» **Data supplied**:
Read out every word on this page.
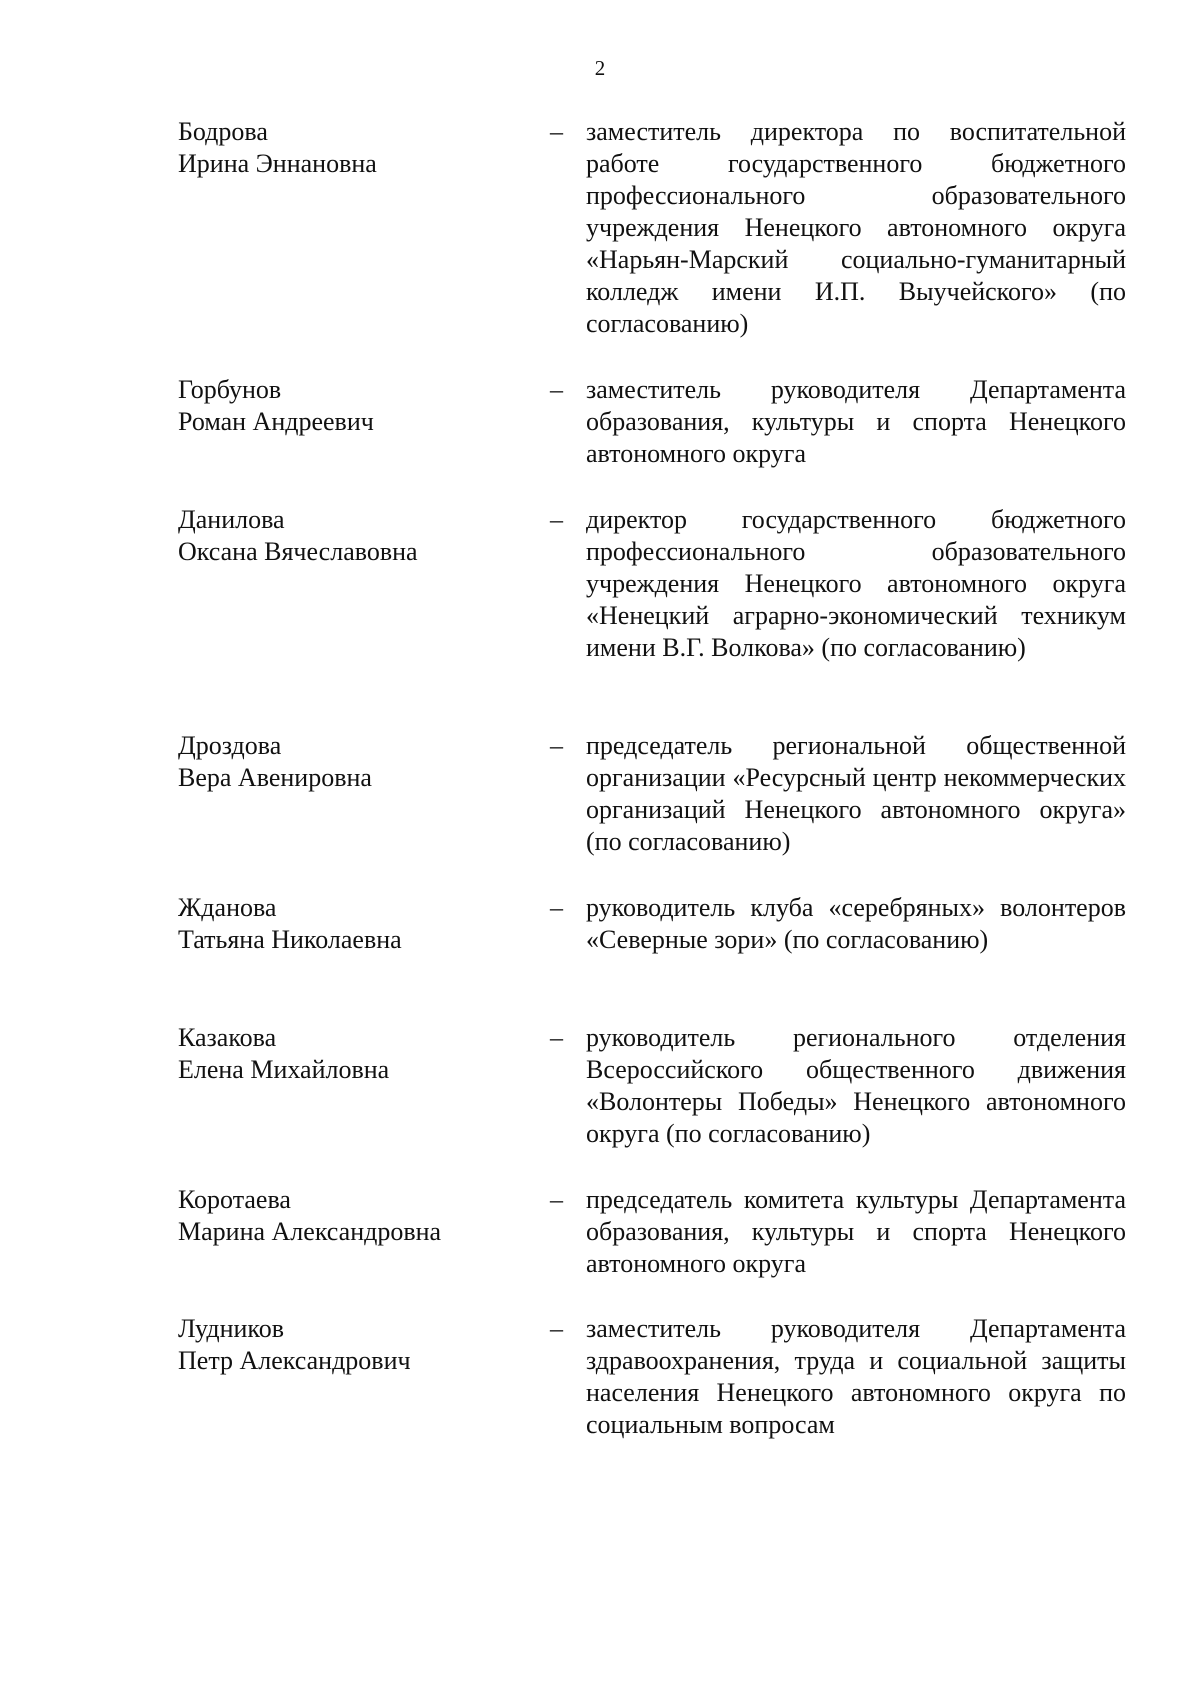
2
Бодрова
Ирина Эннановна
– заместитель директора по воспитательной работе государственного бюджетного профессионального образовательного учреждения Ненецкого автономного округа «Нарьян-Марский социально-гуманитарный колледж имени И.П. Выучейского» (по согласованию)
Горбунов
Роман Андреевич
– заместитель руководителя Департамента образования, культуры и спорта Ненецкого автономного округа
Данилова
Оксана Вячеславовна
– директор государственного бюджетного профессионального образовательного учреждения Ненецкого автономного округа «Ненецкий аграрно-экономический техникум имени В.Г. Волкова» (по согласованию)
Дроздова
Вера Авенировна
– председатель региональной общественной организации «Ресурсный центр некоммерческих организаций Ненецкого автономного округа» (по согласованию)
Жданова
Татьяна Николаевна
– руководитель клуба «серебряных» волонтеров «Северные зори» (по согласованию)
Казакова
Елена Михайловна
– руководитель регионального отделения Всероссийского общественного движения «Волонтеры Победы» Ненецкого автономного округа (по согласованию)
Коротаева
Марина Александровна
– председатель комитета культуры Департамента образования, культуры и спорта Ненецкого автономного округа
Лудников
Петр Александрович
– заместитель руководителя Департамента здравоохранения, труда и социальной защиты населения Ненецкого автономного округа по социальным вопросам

---

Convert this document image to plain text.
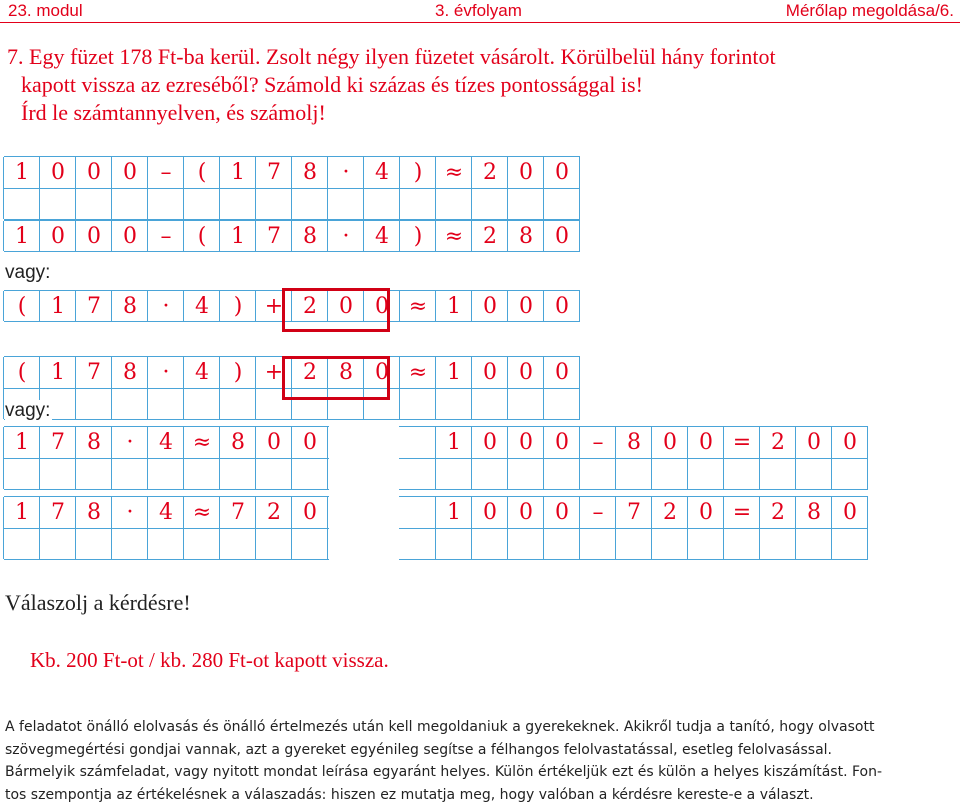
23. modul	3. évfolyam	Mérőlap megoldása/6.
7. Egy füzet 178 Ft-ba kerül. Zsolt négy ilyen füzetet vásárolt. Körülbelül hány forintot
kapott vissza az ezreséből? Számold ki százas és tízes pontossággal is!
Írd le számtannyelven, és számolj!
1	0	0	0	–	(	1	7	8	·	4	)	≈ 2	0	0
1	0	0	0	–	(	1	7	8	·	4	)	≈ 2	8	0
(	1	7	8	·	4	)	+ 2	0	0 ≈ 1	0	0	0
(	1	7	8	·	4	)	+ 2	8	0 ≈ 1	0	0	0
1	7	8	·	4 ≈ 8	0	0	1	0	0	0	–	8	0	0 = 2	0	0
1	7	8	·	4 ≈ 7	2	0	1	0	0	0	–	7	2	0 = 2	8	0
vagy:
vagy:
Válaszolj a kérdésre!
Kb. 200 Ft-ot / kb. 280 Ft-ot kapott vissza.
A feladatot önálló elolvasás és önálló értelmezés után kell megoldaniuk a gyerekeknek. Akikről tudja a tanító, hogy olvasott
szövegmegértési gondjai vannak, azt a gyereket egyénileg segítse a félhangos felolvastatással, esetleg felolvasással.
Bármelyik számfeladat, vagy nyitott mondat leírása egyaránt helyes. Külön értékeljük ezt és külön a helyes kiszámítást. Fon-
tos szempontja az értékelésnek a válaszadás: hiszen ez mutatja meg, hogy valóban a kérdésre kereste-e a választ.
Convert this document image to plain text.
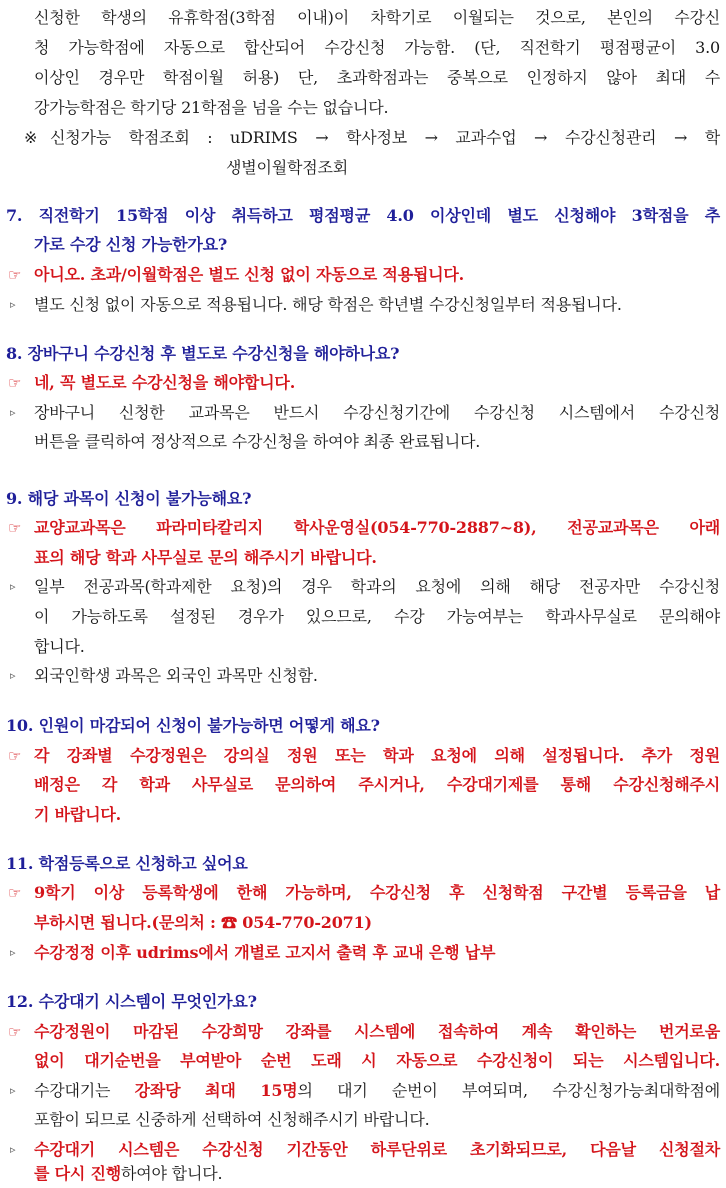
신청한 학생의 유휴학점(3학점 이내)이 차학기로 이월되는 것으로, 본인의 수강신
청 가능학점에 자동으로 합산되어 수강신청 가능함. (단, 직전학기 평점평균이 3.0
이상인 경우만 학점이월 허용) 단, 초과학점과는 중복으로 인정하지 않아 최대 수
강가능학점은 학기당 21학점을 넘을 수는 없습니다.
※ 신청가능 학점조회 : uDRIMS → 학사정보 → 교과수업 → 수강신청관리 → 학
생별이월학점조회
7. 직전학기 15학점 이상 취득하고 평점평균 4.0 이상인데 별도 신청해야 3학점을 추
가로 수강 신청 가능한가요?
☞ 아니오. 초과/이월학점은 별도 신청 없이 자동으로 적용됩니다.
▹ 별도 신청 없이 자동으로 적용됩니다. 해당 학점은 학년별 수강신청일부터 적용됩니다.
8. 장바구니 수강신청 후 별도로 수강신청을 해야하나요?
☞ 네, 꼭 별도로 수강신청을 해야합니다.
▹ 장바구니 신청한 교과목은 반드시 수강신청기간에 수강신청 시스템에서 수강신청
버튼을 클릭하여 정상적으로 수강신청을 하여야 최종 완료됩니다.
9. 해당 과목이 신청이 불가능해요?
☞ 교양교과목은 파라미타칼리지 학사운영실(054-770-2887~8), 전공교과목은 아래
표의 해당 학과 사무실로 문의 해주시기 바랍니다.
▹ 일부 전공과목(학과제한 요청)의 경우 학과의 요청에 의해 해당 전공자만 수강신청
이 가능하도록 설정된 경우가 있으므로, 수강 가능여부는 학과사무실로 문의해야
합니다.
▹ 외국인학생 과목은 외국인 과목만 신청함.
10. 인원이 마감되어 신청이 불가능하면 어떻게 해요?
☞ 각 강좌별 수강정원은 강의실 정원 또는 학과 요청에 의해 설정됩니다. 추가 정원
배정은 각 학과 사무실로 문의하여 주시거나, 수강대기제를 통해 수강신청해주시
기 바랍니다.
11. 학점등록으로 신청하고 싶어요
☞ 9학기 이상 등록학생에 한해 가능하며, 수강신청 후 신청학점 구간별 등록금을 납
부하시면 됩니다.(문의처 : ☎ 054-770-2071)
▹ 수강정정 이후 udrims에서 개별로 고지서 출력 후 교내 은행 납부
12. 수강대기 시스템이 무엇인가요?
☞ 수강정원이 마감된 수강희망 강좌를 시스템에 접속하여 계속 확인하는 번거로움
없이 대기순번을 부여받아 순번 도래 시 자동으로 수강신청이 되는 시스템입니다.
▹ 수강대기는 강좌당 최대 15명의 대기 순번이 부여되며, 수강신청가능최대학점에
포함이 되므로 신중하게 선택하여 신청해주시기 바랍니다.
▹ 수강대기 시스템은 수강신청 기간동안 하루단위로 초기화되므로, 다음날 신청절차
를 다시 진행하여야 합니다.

--

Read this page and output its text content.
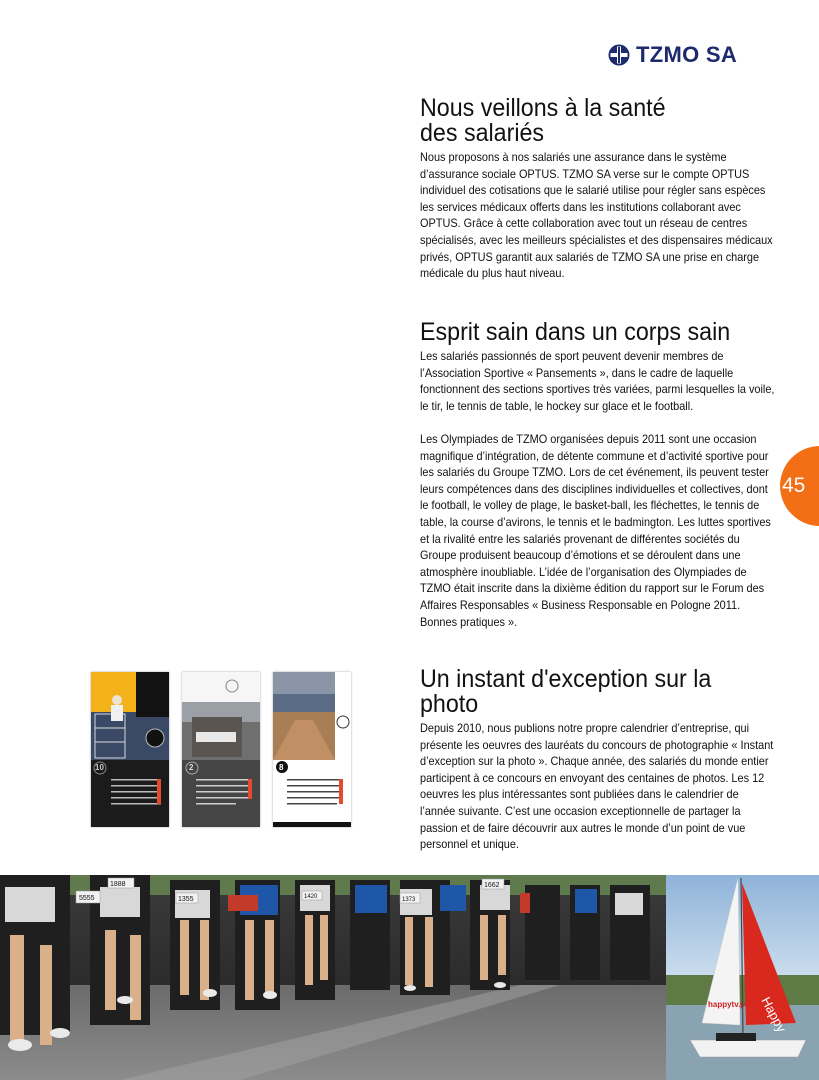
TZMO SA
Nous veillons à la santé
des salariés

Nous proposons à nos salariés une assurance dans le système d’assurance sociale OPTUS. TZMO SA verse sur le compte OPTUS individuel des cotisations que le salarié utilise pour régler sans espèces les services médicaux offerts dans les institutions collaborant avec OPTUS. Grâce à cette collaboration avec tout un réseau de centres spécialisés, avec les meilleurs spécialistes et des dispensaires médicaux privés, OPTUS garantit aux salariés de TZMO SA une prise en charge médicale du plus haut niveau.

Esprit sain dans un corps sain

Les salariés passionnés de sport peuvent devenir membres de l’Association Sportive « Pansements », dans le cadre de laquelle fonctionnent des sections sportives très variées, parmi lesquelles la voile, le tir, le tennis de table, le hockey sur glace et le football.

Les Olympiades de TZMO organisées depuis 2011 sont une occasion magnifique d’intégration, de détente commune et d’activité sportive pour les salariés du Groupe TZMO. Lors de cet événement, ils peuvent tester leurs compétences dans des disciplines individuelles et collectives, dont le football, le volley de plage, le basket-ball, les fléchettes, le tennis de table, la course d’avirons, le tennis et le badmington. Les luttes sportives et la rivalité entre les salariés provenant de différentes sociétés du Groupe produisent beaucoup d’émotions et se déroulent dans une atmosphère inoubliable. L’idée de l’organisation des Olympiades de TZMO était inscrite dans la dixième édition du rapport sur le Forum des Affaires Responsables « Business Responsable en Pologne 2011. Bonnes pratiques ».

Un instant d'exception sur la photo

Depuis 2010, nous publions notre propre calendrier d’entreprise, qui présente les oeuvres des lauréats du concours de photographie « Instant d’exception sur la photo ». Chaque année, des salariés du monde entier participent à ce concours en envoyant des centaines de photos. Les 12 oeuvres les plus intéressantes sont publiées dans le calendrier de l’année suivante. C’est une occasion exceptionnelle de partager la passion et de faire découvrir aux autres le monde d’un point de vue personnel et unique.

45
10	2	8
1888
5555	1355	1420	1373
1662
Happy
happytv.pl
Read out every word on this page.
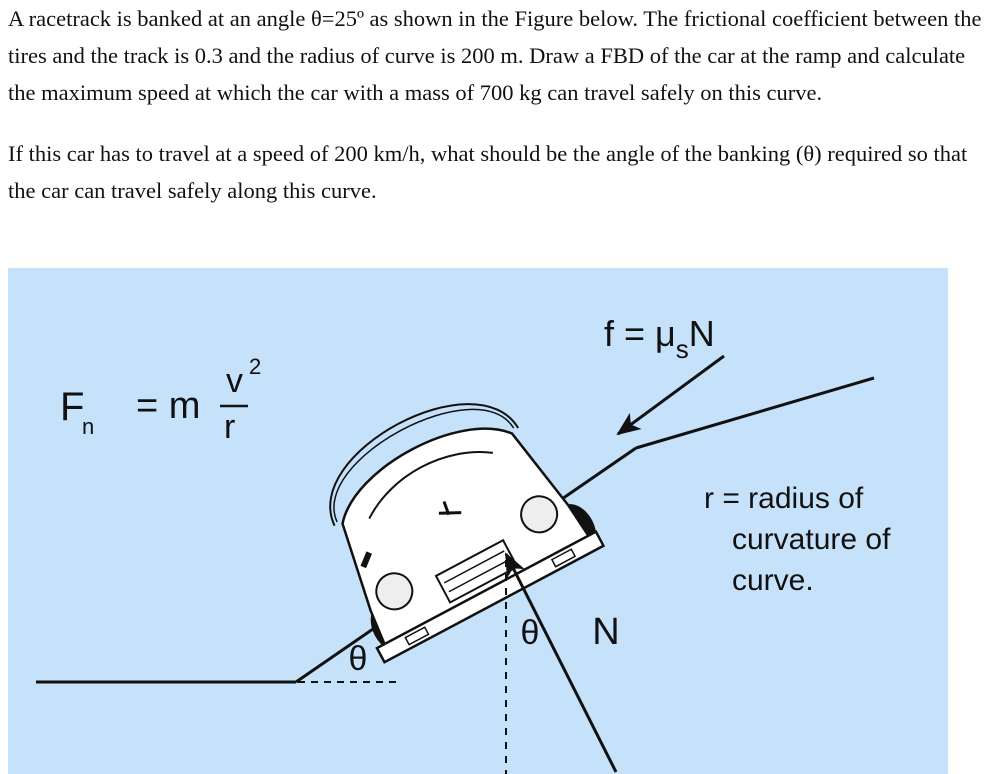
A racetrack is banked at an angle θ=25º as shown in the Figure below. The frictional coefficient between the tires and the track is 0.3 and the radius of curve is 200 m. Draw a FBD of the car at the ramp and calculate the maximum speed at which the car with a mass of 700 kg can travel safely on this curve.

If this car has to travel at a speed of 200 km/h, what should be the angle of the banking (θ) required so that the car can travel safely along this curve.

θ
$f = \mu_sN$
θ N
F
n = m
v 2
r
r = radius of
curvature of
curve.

» **Do this**: Pull out all lines containing the word "TZMO" from the entries above.

» **Solution**:
TZMO SA
Nous proposons à nos salariés une assurance dans le système d’assurance sociale OPTUS. TZMO SA verse sur le compte OPTUS individuel des cotisations que le salarié utilise pour régler sans espèces les services médicaux offerts dans les institutions collaborant avec OPTUS. Grâce à cette collaboration avec tout un réseau de centres spécialisés, avec les meilleurs spécialistes et des dispensaires médicaux privés, OPTUS garantit aux salariés de TZMO SA une prise en charge médicale du plus haut niveau.
Les Olympiades de TZMO organisées depuis 2011 sont une occasion magnifique d’intégration, de détente commune et d’activité sportive pour les salariés du Groupe TZMO. Lors de cet événement, ils peuvent tester leurs compétences dans des disciplines individuelles et collectives, dont le football, le volley de plage, le basket-ball, les fléchettes, le tennis de table, la course d’avirons, le tennis et le badmington. Les luttes sportives et la rivalité entre les salariés provenant de différentes sociétés du Groupe produisent beaucoup d’émotions et se déroulent dans une atmosphère inoubliable. L’idée de l’organisation des Olympiades de TZMO était inscrite dans la dixième édition du rapport sur le Forum des Affaires Responsables « Business Responsable en Pologne 2011. Bonnes pratiques ».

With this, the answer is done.